■ Task goal
Quote, word for word, the line containing "Give me a plain-text" and all lines that follow it to the end of the records, with no pictures.

■ Given entries
┌──
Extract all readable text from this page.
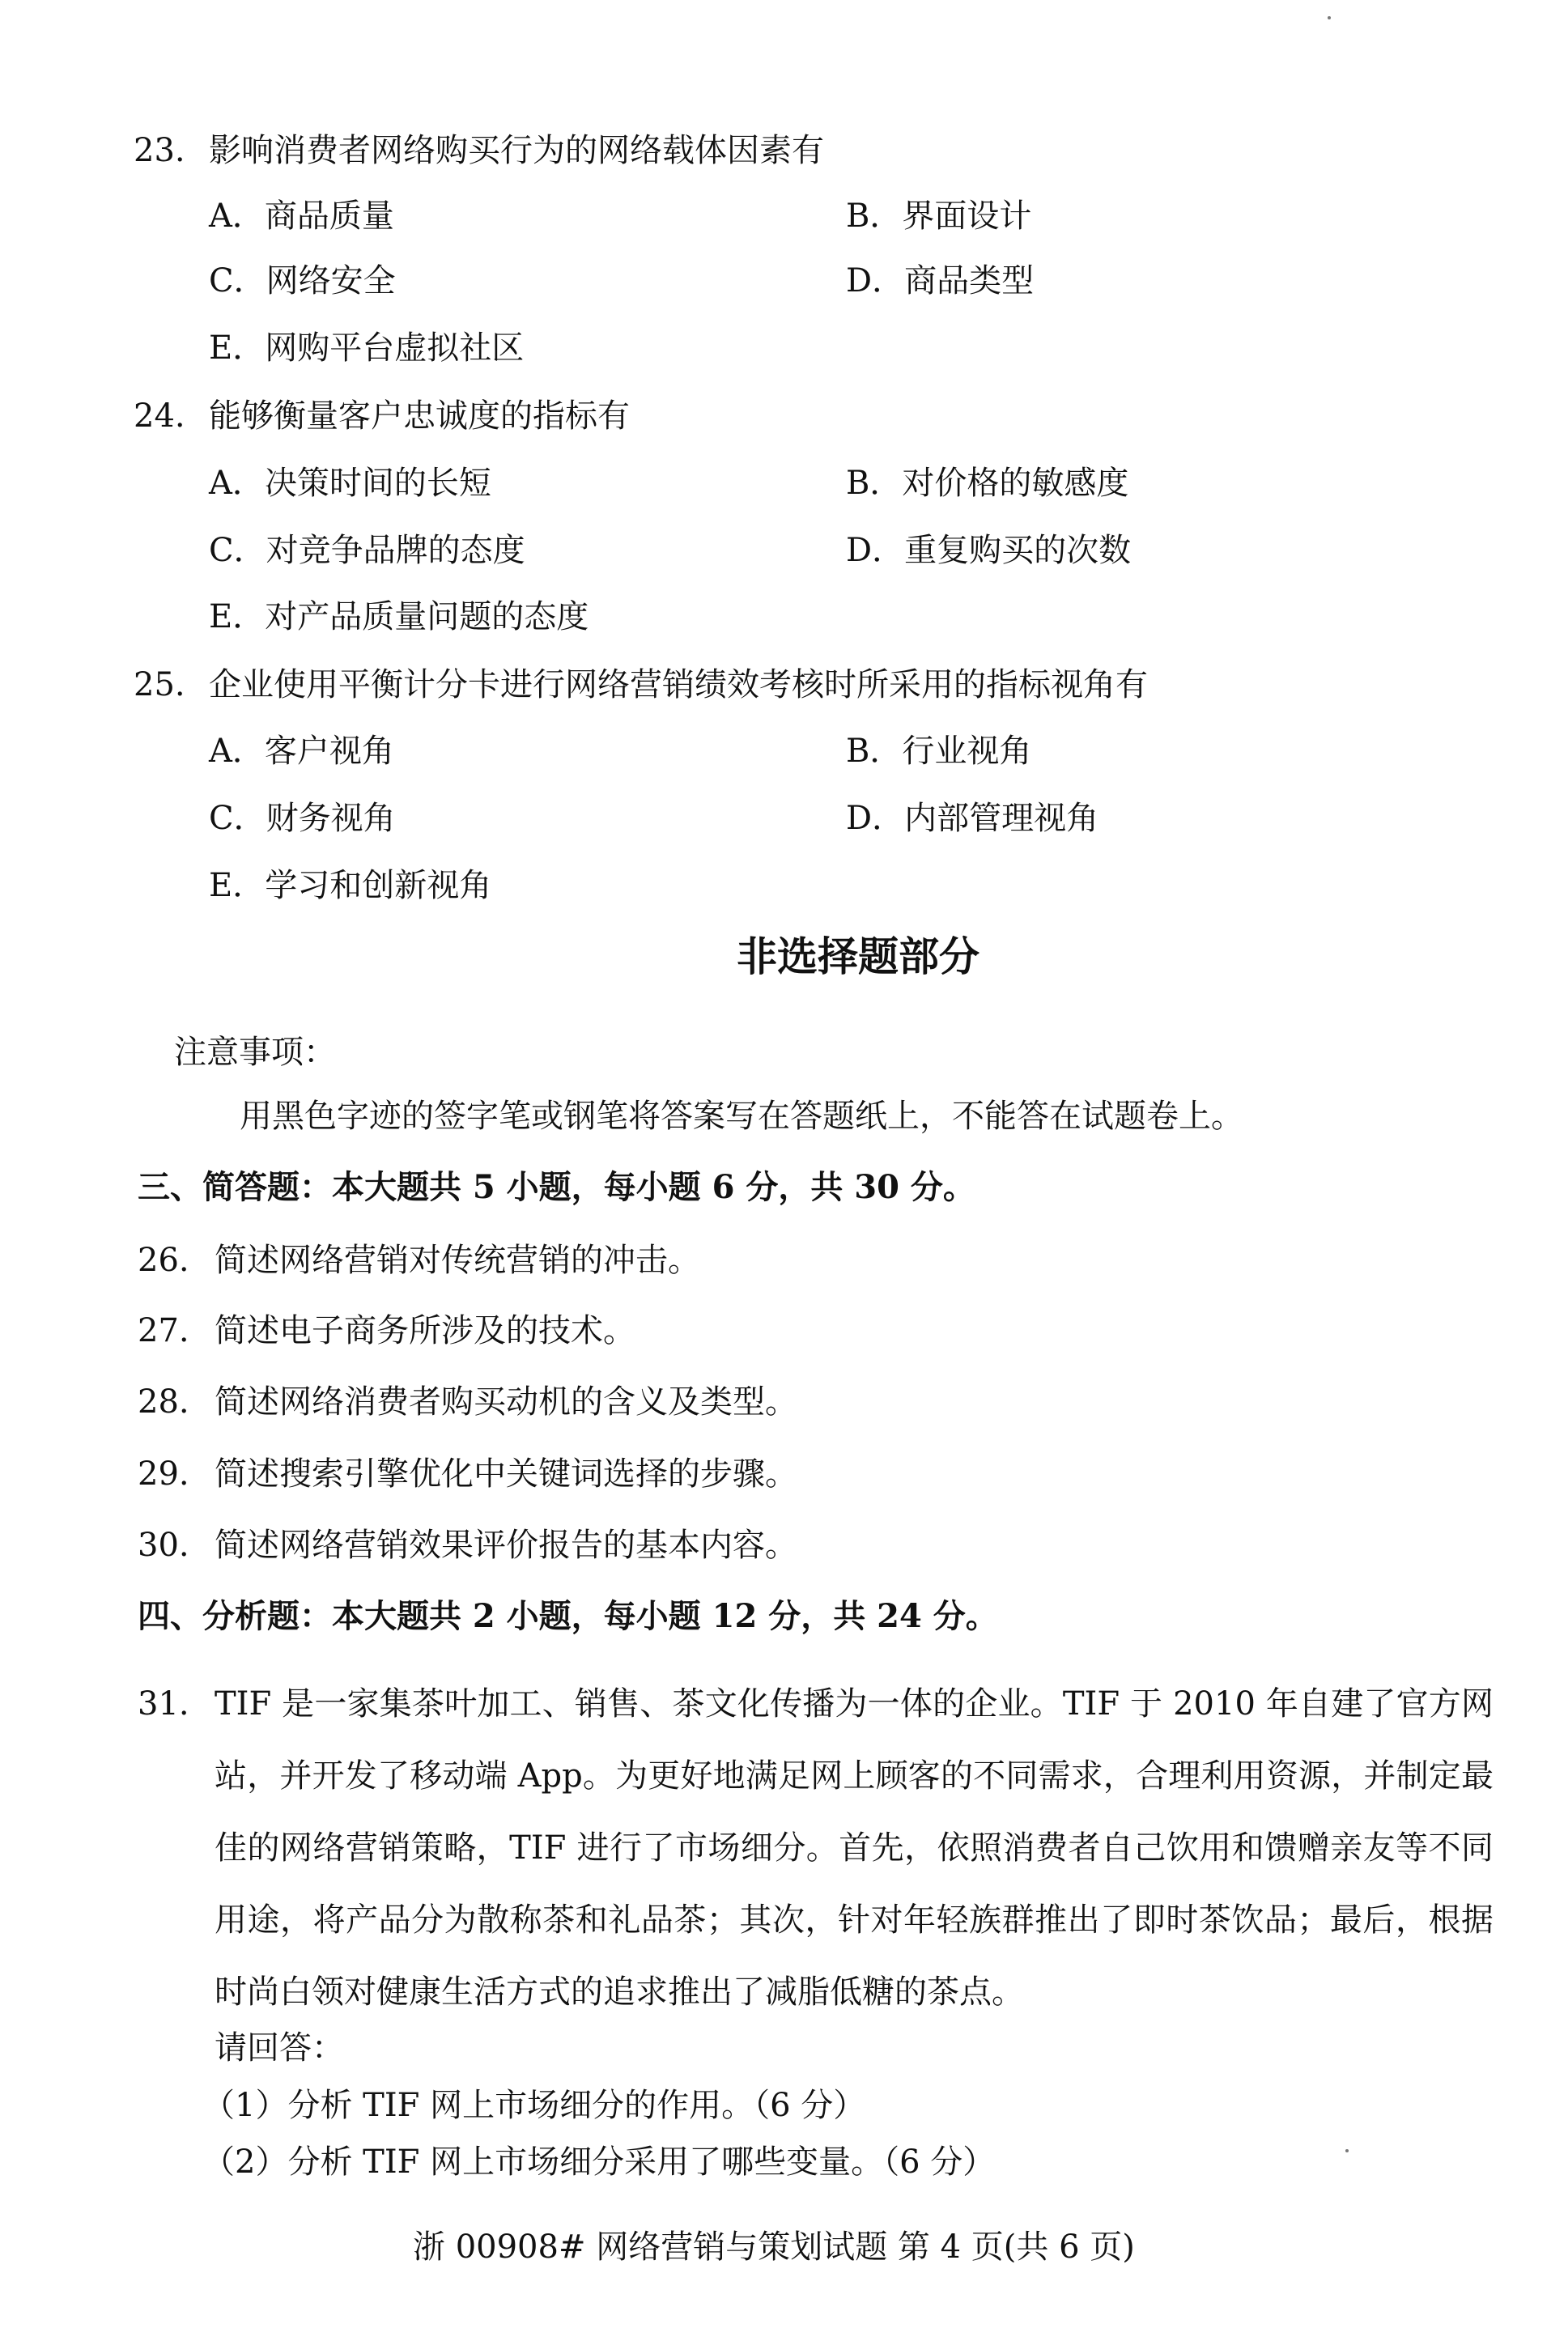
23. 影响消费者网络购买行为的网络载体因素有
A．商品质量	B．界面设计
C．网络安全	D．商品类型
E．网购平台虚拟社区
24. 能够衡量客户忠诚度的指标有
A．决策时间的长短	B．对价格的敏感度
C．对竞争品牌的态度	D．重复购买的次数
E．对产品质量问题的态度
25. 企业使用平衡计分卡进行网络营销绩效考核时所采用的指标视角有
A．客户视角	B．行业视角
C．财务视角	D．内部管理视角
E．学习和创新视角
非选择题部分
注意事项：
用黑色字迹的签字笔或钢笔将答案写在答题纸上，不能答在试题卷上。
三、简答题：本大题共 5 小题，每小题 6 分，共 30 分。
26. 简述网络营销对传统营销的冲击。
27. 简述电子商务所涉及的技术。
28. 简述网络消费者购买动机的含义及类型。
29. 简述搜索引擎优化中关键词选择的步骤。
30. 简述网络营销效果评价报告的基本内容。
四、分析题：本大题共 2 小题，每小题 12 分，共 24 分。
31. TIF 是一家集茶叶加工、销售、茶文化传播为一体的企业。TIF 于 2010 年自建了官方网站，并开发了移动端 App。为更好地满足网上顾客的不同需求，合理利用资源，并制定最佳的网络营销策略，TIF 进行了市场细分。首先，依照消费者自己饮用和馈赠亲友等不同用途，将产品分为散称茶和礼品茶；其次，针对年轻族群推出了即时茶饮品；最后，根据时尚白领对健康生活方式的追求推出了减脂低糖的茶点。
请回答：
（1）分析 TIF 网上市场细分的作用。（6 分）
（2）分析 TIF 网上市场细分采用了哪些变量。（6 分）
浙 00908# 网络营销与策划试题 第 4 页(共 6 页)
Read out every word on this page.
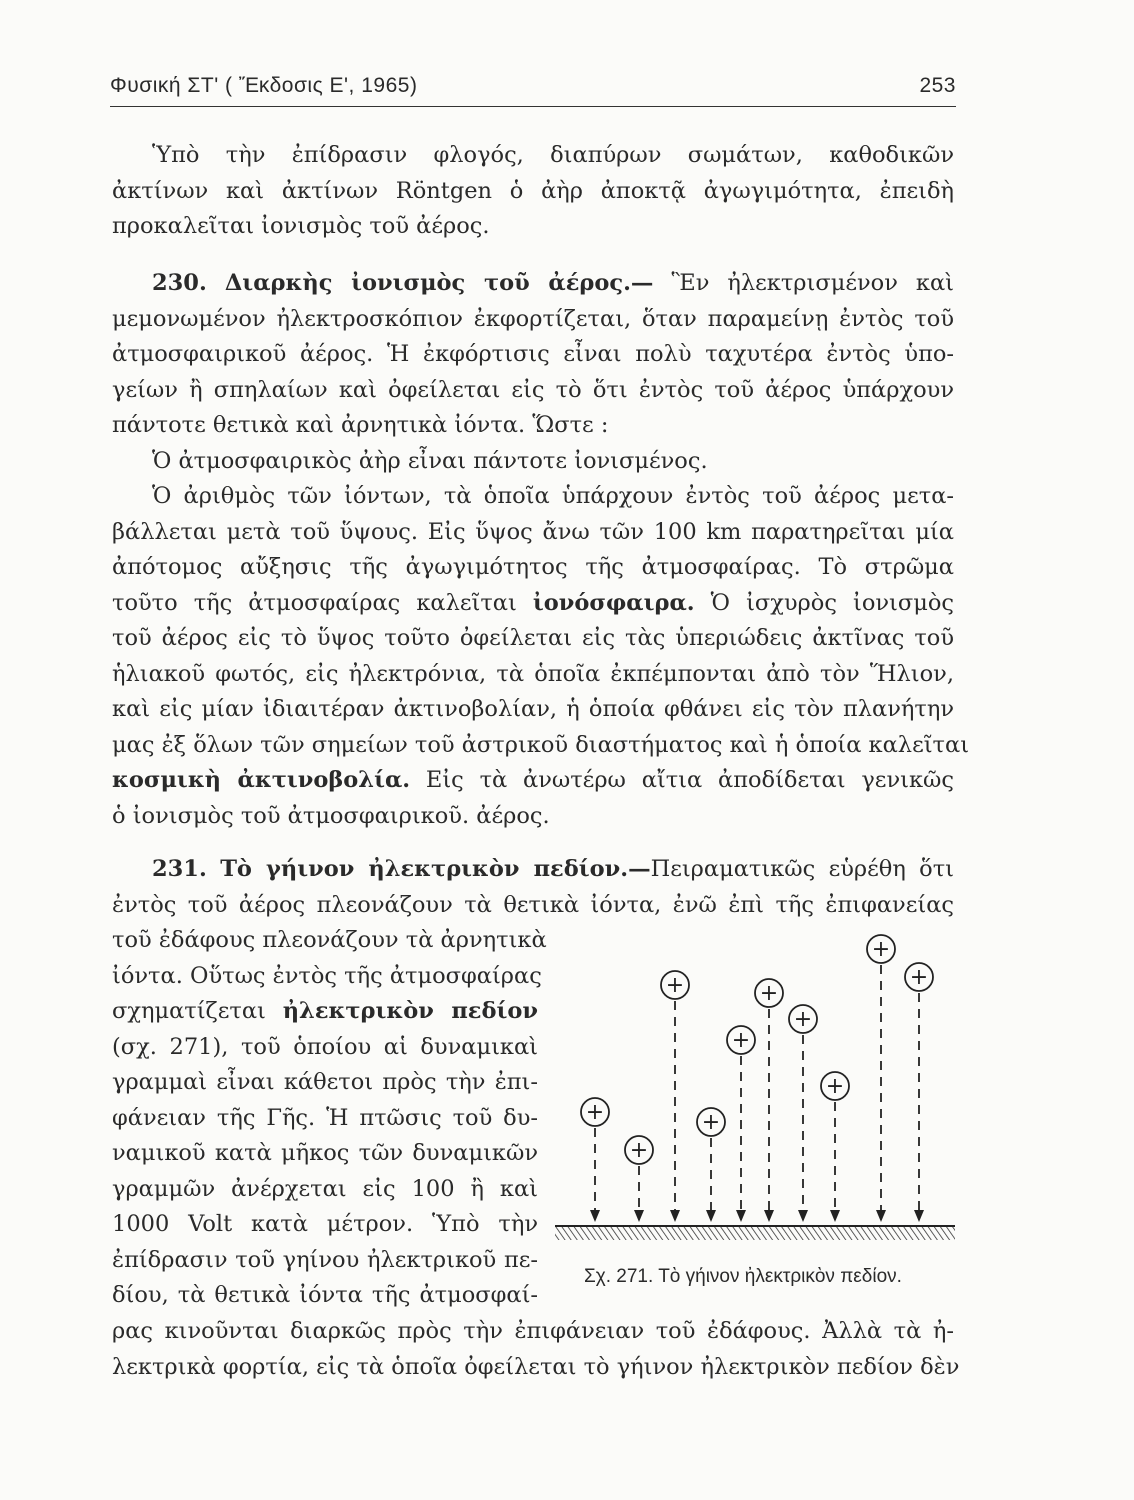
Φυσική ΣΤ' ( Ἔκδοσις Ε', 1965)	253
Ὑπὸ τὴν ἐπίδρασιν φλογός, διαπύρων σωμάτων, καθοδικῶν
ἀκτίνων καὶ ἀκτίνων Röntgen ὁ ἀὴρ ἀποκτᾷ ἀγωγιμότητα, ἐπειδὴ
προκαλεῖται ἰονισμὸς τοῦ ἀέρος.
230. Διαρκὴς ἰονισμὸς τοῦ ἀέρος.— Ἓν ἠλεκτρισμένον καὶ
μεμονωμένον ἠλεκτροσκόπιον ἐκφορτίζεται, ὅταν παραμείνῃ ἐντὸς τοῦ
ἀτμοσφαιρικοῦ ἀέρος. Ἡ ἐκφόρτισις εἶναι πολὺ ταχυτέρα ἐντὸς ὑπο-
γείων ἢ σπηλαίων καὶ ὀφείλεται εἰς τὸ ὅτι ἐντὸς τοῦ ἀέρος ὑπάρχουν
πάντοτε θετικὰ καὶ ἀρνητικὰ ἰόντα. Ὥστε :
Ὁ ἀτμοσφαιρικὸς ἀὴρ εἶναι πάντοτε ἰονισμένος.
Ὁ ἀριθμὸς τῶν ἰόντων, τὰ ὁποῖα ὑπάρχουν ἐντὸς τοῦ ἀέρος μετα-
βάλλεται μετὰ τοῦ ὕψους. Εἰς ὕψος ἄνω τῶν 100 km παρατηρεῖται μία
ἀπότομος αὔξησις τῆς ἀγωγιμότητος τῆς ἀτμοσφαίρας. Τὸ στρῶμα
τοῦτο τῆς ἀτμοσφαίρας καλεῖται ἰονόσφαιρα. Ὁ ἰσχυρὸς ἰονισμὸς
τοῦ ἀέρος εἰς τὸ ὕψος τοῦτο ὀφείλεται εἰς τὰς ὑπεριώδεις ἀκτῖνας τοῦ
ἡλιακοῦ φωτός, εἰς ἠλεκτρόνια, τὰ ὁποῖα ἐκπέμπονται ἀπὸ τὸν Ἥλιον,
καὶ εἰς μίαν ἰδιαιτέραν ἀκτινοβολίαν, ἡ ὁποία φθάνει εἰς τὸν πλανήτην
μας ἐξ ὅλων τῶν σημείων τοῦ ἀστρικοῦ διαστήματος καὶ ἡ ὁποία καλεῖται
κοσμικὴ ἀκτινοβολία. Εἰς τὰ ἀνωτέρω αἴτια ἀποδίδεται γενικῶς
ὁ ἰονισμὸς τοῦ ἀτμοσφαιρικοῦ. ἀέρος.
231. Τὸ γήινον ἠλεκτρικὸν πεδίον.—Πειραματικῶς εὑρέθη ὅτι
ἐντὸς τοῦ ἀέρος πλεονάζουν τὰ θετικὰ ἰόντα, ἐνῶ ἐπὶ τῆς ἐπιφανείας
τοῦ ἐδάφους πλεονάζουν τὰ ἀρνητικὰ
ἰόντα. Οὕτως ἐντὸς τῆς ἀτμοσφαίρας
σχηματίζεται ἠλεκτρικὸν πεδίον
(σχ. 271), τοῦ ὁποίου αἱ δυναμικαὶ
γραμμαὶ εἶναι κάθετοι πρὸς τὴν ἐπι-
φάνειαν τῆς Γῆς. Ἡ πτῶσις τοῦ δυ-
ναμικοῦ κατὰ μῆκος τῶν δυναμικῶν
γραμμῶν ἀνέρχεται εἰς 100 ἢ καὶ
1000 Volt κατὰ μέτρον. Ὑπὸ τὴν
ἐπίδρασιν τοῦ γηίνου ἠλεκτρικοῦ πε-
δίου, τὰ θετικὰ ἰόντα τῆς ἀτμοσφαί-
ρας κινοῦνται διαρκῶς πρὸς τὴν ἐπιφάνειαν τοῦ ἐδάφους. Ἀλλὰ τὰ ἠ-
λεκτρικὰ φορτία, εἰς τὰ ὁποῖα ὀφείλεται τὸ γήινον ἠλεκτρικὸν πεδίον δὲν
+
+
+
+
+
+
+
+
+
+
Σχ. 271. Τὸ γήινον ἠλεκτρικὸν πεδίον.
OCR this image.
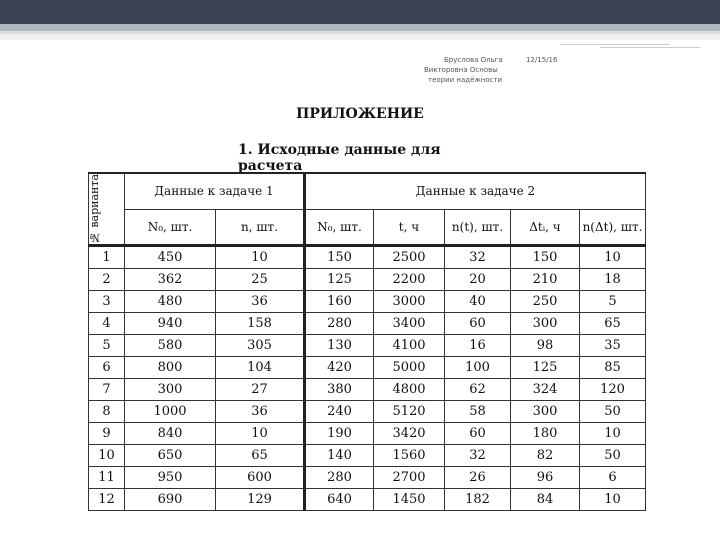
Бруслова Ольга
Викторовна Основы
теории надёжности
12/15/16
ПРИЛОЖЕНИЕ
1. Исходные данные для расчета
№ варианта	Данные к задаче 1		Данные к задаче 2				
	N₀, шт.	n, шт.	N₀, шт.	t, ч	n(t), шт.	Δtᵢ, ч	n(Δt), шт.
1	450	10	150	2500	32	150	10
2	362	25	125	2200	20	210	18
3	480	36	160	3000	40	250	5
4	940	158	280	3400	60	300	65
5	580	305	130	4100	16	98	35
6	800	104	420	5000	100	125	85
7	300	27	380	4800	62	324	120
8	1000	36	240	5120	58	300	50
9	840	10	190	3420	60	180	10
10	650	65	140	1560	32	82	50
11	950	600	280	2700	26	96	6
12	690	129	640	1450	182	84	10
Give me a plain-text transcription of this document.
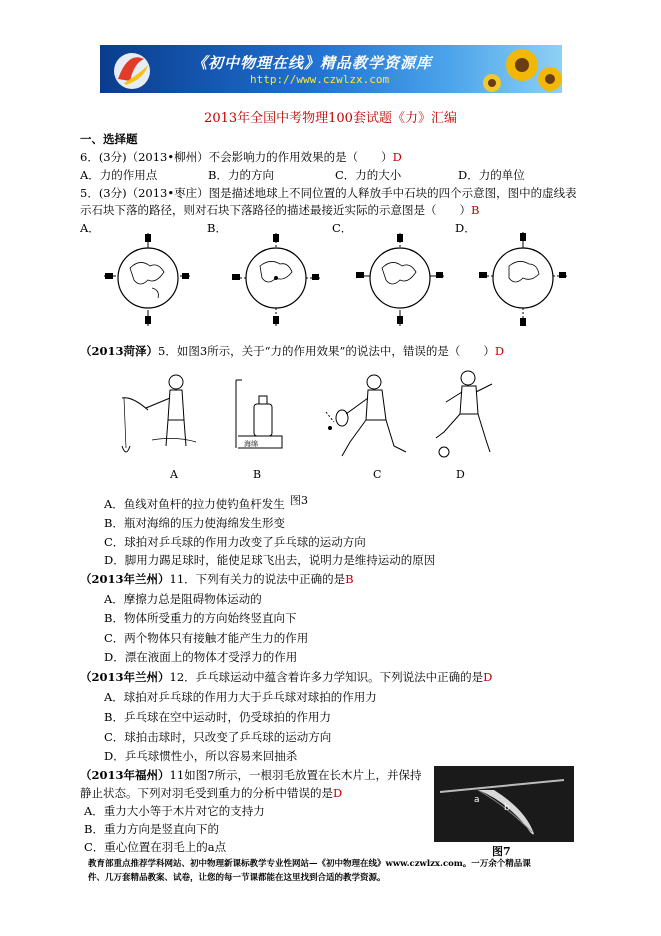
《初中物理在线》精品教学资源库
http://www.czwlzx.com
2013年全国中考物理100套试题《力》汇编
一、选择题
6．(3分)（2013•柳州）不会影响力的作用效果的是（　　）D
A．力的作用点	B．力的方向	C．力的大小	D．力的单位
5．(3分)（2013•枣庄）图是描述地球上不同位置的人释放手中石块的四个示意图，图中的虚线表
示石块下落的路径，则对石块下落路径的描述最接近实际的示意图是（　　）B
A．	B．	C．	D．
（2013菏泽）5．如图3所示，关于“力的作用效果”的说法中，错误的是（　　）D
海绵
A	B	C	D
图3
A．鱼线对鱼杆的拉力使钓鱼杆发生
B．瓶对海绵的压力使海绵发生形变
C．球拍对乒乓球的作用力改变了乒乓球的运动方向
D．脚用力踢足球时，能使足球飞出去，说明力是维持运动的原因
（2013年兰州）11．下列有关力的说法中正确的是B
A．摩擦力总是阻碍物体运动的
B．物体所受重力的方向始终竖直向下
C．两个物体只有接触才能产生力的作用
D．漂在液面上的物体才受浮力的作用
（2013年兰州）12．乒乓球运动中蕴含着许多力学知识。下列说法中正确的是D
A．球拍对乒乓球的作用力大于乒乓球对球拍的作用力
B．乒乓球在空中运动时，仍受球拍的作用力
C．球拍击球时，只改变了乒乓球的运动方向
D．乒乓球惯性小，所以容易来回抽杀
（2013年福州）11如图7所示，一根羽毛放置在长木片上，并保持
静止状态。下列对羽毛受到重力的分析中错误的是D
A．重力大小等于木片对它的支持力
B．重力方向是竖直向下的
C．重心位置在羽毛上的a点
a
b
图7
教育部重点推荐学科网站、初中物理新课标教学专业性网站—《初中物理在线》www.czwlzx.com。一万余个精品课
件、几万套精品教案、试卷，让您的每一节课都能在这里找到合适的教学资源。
└──
■ Task solution
Give me a plain-text transcription of this document.
《初中物理在线》精品教学资源库
http://www.czwlzx.com
2013年全国中考物理100套试题《力》汇编
一、选择题
6．(3分)（2013•柳州）不会影响力的作用效果的是（　　）D
A．力的作用点	B．力的方向	C．力的大小	D．力的单位
5．(3分)（2013•枣庄）图是描述地球上不同位置的人释放手中石块的四个示意图，图中的虚线表
示石块下落的路径，则对石块下落路径的描述最接近实际的示意图是（　　）B
A．	B．	C．	D．
（2013菏泽）5．如图3所示，关于“力的作用效果”的说法中，错误的是（　　）D
海绵
A	B	C	D
图3
A．鱼线对鱼杆的拉力使钓鱼杆发生
B．瓶对海绵的压力使海绵发生形变
C．球拍对乒乓球的作用力改变了乒乓球的运动方向
D．脚用力踢足球时，能使足球飞出去，说明力是维持运动的原因
（2013年兰州）11．下列有关力的说法中正确的是B
A．摩擦力总是阻碍物体运动的
B．物体所受重力的方向始终竖直向下
C．两个物体只有接触才能产生力的作用
D．漂在液面上的物体才受浮力的作用
（2013年兰州）12．乒乓球运动中蕴含着许多力学知识。下列说法中正确的是D
A．球拍对乒乓球的作用力大于乒乓球对球拍的作用力
B．乒乓球在空中运动时，仍受球拍的作用力
C．球拍击球时，只改变了乒乓球的运动方向
D．乒乓球惯性小，所以容易来回抽杀
（2013年福州）11如图7所示，一根羽毛放置在长木片上，并保持
静止状态。下列对羽毛受到重力的分析中错误的是D
A．重力大小等于木片对它的支持力
B．重力方向是竖直向下的
C．重心位置在羽毛上的a点
a
b
图7
教育部重点推荐学科网站、初中物理新课标教学专业性网站—《初中物理在线》www.czwlzx.com。一万余个精品课
件、几万套精品教案、试卷，让您的每一节课都能在这里找到合适的教学资源。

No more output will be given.